- [Supplied material]
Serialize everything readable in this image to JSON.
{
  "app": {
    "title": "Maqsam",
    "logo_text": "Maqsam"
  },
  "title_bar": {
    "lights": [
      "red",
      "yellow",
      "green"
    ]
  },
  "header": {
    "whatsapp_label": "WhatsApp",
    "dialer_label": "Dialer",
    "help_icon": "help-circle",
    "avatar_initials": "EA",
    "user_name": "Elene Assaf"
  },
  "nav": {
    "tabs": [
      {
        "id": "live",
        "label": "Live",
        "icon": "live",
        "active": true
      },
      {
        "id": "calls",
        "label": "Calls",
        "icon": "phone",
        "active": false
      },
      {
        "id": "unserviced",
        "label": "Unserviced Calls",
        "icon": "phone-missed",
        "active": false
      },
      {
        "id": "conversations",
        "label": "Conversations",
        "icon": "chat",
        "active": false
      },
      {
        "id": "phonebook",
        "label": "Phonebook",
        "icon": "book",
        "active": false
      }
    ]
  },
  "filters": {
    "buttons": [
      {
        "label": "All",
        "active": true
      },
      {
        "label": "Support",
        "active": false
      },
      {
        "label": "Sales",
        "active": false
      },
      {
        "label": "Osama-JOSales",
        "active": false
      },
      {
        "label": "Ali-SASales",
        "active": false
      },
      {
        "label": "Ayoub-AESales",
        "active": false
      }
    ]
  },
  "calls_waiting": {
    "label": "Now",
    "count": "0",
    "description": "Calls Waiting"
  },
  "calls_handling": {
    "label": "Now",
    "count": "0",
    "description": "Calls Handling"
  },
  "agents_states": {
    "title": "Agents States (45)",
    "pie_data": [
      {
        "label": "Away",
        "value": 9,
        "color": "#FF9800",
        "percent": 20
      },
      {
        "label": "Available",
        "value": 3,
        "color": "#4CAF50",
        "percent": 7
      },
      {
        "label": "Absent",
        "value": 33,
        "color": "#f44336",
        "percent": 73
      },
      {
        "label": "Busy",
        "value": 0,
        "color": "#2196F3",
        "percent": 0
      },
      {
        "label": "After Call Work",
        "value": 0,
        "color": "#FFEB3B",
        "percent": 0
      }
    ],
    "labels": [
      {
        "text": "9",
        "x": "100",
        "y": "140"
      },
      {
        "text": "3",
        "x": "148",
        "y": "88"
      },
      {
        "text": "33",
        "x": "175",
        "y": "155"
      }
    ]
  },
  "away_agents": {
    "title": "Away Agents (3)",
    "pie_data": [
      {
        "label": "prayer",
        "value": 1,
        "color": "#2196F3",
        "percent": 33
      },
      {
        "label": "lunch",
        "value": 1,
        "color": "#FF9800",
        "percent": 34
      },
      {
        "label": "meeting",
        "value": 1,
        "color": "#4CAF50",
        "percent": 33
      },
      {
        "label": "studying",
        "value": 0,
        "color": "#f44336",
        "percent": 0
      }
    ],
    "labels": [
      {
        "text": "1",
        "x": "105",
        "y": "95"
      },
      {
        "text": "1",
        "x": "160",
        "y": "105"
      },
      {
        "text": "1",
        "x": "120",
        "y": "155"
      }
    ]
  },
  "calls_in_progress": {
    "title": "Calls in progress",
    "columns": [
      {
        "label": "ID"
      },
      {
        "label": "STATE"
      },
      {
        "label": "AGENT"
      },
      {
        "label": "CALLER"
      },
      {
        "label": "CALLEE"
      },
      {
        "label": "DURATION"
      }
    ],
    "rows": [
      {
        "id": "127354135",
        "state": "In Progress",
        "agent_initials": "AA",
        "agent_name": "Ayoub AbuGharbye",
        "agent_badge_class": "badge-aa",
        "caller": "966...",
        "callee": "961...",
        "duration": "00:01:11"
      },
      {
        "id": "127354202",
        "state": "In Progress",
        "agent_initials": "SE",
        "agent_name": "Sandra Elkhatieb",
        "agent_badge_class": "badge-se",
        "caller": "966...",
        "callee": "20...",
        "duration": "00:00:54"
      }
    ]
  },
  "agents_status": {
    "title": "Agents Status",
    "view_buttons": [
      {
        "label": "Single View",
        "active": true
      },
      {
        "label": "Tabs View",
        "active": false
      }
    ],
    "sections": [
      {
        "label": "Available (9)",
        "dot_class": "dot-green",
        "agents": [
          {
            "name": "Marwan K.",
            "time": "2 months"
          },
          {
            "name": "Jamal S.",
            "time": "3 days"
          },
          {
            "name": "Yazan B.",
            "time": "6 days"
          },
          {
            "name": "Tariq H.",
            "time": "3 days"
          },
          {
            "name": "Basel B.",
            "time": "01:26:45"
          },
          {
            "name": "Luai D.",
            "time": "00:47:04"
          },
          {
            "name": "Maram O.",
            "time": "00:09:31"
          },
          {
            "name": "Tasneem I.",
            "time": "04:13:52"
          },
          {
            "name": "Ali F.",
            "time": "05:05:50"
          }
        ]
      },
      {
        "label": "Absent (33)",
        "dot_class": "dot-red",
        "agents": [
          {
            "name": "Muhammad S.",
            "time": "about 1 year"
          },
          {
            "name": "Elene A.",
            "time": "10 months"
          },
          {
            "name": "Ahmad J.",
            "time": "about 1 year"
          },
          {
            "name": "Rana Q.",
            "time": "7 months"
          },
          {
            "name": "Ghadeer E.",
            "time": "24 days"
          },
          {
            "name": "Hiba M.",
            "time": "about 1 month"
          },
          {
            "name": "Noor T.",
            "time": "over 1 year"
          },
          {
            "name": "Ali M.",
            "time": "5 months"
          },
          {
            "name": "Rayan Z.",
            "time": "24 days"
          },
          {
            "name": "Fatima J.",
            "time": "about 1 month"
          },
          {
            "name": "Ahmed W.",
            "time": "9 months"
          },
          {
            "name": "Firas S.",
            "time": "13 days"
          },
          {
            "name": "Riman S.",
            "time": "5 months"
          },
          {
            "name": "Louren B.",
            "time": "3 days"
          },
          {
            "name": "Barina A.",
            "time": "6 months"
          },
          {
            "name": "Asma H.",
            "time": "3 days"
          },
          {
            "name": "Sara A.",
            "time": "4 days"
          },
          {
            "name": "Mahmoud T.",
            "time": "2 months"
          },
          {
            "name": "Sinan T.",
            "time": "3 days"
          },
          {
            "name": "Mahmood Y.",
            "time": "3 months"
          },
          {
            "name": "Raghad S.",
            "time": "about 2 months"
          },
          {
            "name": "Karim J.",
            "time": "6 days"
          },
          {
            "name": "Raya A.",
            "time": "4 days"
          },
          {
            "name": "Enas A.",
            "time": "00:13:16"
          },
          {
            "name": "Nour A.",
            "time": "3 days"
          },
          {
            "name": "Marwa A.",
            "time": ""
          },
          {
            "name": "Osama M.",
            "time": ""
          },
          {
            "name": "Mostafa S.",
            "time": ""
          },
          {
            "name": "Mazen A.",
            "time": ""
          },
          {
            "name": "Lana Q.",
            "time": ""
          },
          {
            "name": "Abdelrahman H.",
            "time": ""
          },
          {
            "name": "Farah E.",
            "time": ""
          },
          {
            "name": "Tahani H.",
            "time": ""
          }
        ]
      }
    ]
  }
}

- [Written problem] Write every entry out again exactly.

- [Exercise result]
Serialize everything readable in this image to JSON.
{
  "app": {
    "title": "Maqsam",
    "logo_text": "Maqsam"
  },
  "title_bar": {
    "lights": [
      "red",
      "yellow",
      "green"
    ]
  },
  "header": {
    "whatsapp_label": "WhatsApp",
    "dialer_label": "Dialer",
    "help_icon": "help-circle",
    "avatar_initials": "EA",
    "user_name": "Elene Assaf"
  },
  "nav": {
    "tabs": [
      {
        "id": "live",
        "label": "Live",
        "icon": "live",
        "active": true
      },
      {
        "id": "calls",
        "label": "Calls",
        "icon": "phone",
        "active": false
      },
      {
        "id": "unserviced",
        "label": "Unserviced Calls",
        "icon": "phone-missed",
        "active": false
      },
      {
        "id": "conversations",
        "label": "Conversations",
        "icon": "chat",
        "active": false
      },
      {
        "id": "phonebook",
        "label": "Phonebook",
        "icon": "book",
        "active": false
      }
    ]
  },
  "filters": {
    "buttons": [
      {
        "label": "All",
        "active": true
      },
      {
        "label": "Support",
        "active": false
      },
      {
        "label": "Sales",
        "active": false
      },
      {
        "label": "Osama-JOSales",
        "active": false
      },
      {
        "label": "Ali-SASales",
        "active": false
      },
      {
        "label": "Ayoub-AESales",
        "active": false
      }
    ]
  },
  "calls_waiting": {
    "label": "Now",
    "count": "0",
    "description": "Calls Waiting"
  },
  "calls_handling": {
    "label": "Now",
    "count": "0",
    "description": "Calls Handling"
  },
  "agents_states": {
    "title": "Agents States (45)",
    "pie_data": [
      {
        "label": "Away",
        "value": 9,
        "color": "#FF9800",
        "percent": 20
      },
      {
        "label": "Available",
        "value": 3,
        "color": "#4CAF50",
        "percent": 7
      },
      {
        "label": "Absent",
        "value": 33,
        "color": "#f44336",
        "percent": 73
      },
      {
        "label": "Busy",
        "value": 0,
        "color": "#2196F3",
        "percent": 0
      },
      {
        "label": "After Call Work",
        "value": 0,
        "color": "#FFEB3B",
        "percent": 0
      }
    ],
    "labels": [
      {
        "text": "9",
        "x": "100",
        "y": "140"
      },
      {
        "text": "3",
        "x": "148",
        "y": "88"
      },
      {
        "text": "33",
        "x": "175",
        "y": "155"
      }
    ]
  },
  "away_agents": {
    "title": "Away Agents (3)",
    "pie_data": [
      {
        "label": "prayer",
        "value": 1,
        "color": "#2196F3",
        "percent": 33
      },
      {
        "label": "lunch",
        "value": 1,
        "color": "#FF9800",
        "percent": 34
      },
      {
        "label": "meeting",
        "value": 1,
        "color": "#4CAF50",
        "percent": 33
      },
      {
        "label": "studying",
        "value": 0,
        "color": "#f44336",
        "percent": 0
      }
    ],
    "labels": [
      {
        "text": "1",
        "x": "105",
        "y": "95"
      },
      {
        "text": "1",
        "x": "160",
        "y": "105"
      },
      {
        "text": "1",
        "x": "120",
        "y": "155"
      }
    ]
  },
  "calls_in_progress": {
    "title": "Calls in progress",
    "columns": [
      {
        "label": "ID"
      },
      {
        "label": "STATE"
      },
      {
        "label": "AGENT"
      },
      {
        "label": "CALLER"
      },
      {
        "label": "CALLEE"
      },
      {
        "label": "DURATION"
      }
    ],
    "rows": [
      {
        "id": "127354135",
        "state": "In Progress",
        "agent_initials": "AA",
        "agent_name": "Ayoub AbuGharbye",
        "agent_badge_class": "badge-aa",
        "caller": "966...",
        "callee": "961...",
        "duration": "00:01:11"
      },
      {
        "id": "127354202",
        "state": "In Progress",
        "agent_initials": "SE",
        "agent_name": "Sandra Elkhatieb",
        "agent_badge_class": "badge-se",
        "caller": "966...",
        "callee": "20...",
        "duration": "00:00:54"
      }
    ]
  },
  "agents_status": {
    "title": "Agents Status",
    "view_buttons": [
      {
        "label": "Single View",
        "active": true
      },
      {
        "label": "Tabs View",
        "active": false
      }
    ],
    "sections": [
      {
        "label": "Available (9)",
        "dot_class": "dot-green",
        "agents": [
          {
            "name": "Marwan K.",
            "time": "2 months"
          },
          {
            "name": "Jamal S.",
            "time": "3 days"
          },
          {
            "name": "Yazan B.",
            "time": "6 days"
          },
          {
            "name": "Tariq H.",
            "time": "3 days"
          },
          {
            "name": "Basel B.",
            "time": "01:26:45"
          },
          {
            "name": "Luai D.",
            "time": "00:47:04"
          },
          {
            "name": "Maram O.",
            "time": "00:09:31"
          },
          {
            "name": "Tasneem I.",
            "time": "04:13:52"
          },
          {
            "name": "Ali F.",
            "time": "05:05:50"
          }
        ]
      },
      {
        "label": "Absent (33)",
        "dot_class": "dot-red",
        "agents": [
          {
            "name": "Muhammad S.",
            "time": "about 1 year"
          },
          {
            "name": "Elene A.",
            "time": "10 months"
          },
          {
            "name": "Ahmad J.",
            "time": "about 1 year"
          },
          {
            "name": "Rana Q.",
            "time": "7 months"
          },
          {
            "name": "Ghadeer E.",
            "time": "24 days"
          },
          {
            "name": "Hiba M.",
            "time": "about 1 month"
          },
          {
            "name": "Noor T.",
            "time": "over 1 year"
          },
          {
            "name": "Ali M.",
            "time": "5 months"
          },
          {
            "name": "Rayan Z.",
            "time": "24 days"
          },
          {
            "name": "Fatima J.",
            "time": "about 1 month"
          },
          {
            "name": "Ahmed W.",
            "time": "9 months"
          },
          {
            "name": "Firas S.",
            "time": "13 days"
          },
          {
            "name": "Riman S.",
            "time": "5 months"
          },
          {
            "name": "Louren B.",
            "time": "3 days"
          },
          {
            "name": "Barina A.",
            "time": "6 months"
          },
          {
            "name": "Asma H.",
            "time": "3 days"
          },
          {
            "name": "Sara A.",
            "time": "4 days"
          },
          {
            "name": "Mahmoud T.",
            "time": "2 months"
          },
          {
            "name": "Sinan T.",
            "time": "3 days"
          },
          {
            "name": "Mahmood Y.",
            "time": "3 months"
          },
          {
            "name": "Raghad S.",
            "time": "about 2 months"
          },
          {
            "name": "Karim J.",
            "time": "6 days"
          },
          {
            "name": "Raya A.",
            "time": "4 days"
          },
          {
            "name": "Enas A.",
            "time": "00:13:16"
          },
          {
            "name": "Nour A.",
            "time": "3 days"
          },
          {
            "name": "Marwa A.",
            "time": ""
          },
          {
            "name": "Osama M.",
            "time": ""
          },
          {
            "name": "Mostafa S.",
            "time": ""
          },
          {
            "name": "Mazen A.",
            "time": ""
          },
          {
            "name": "Lana Q.",
            "time": ""
          },
          {
            "name": "Abdelrahman H.",
            "time": ""
          },
          {
            "name": "Farah E.",
            "time": ""
          },
          {
            "name": "Tahani H.",
            "time": ""
          }
        ]
      }
    ]
  }
}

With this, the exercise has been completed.